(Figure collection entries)
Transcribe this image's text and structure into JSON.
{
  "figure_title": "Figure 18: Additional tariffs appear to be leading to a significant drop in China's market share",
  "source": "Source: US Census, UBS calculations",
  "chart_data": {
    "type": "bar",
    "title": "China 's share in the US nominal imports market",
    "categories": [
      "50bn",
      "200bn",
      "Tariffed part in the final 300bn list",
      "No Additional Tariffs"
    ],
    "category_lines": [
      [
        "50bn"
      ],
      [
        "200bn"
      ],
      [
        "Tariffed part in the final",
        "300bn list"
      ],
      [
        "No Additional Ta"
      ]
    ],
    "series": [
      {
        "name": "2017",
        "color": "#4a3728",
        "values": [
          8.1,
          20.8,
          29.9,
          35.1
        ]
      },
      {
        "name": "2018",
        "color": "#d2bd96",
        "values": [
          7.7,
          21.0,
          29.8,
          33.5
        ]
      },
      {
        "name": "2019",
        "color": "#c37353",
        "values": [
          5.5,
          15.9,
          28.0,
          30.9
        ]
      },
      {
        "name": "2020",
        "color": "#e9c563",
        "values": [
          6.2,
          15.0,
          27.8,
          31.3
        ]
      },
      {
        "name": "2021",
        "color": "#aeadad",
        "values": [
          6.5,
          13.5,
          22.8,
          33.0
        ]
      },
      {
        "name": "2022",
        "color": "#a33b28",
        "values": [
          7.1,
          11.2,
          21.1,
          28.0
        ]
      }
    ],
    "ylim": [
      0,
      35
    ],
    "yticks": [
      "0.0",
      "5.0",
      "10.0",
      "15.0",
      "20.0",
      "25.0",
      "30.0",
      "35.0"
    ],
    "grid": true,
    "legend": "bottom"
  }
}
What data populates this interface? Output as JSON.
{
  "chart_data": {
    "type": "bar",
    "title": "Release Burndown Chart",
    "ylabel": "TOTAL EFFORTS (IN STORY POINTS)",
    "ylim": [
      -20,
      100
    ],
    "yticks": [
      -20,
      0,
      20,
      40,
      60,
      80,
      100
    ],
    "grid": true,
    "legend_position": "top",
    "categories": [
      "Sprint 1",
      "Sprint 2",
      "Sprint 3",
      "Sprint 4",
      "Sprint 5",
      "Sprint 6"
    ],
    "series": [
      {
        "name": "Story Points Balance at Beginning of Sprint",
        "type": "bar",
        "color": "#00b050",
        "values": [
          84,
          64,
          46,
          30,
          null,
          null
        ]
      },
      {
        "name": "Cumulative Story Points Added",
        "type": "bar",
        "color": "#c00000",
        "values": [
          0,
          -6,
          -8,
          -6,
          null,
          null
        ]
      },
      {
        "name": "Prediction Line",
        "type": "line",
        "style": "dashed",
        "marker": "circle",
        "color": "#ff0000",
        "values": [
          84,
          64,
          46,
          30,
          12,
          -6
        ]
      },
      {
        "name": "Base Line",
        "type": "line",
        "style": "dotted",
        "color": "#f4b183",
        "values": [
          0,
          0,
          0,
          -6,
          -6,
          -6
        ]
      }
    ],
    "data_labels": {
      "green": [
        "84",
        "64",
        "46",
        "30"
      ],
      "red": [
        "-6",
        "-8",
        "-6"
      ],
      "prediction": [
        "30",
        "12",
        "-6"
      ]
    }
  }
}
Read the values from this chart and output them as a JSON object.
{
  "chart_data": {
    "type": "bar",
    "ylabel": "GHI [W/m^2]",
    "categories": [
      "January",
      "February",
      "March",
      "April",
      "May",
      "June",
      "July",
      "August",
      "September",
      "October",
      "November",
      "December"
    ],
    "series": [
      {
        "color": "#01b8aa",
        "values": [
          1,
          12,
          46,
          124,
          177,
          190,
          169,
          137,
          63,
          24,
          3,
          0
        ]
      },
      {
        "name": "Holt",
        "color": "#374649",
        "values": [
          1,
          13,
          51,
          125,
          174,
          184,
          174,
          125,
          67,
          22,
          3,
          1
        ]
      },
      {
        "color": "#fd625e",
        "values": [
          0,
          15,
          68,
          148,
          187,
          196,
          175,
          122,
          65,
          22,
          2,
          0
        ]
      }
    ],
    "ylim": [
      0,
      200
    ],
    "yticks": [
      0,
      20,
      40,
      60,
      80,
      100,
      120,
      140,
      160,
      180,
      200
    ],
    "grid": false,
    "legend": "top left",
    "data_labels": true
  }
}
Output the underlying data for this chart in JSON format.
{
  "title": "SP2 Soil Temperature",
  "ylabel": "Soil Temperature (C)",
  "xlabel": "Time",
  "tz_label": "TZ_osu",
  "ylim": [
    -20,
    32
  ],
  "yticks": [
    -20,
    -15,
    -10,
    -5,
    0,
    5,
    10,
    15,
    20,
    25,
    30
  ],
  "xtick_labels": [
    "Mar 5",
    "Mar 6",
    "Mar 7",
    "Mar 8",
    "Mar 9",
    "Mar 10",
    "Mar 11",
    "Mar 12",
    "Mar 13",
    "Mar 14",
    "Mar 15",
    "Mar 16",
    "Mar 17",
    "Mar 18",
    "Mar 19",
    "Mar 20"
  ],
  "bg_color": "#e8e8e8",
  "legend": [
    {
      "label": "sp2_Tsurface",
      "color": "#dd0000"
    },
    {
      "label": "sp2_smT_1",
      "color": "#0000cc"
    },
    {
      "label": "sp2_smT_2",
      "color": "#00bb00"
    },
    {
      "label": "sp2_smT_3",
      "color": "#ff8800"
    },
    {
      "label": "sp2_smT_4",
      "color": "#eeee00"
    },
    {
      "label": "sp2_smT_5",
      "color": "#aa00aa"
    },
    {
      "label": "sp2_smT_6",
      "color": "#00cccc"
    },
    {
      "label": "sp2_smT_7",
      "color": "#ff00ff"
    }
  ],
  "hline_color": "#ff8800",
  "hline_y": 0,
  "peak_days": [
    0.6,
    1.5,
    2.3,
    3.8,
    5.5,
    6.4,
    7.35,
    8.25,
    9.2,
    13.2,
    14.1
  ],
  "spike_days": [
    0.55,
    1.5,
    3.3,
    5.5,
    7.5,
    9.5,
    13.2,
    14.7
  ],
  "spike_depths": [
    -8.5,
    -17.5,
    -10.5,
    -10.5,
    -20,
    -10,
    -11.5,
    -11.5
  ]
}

▶ Exercise objective: Read through the data and copy every line where "list" shows up.

▶ Completed exercise:
      "Tariffed part in the final 300bn list",
        "300bn list"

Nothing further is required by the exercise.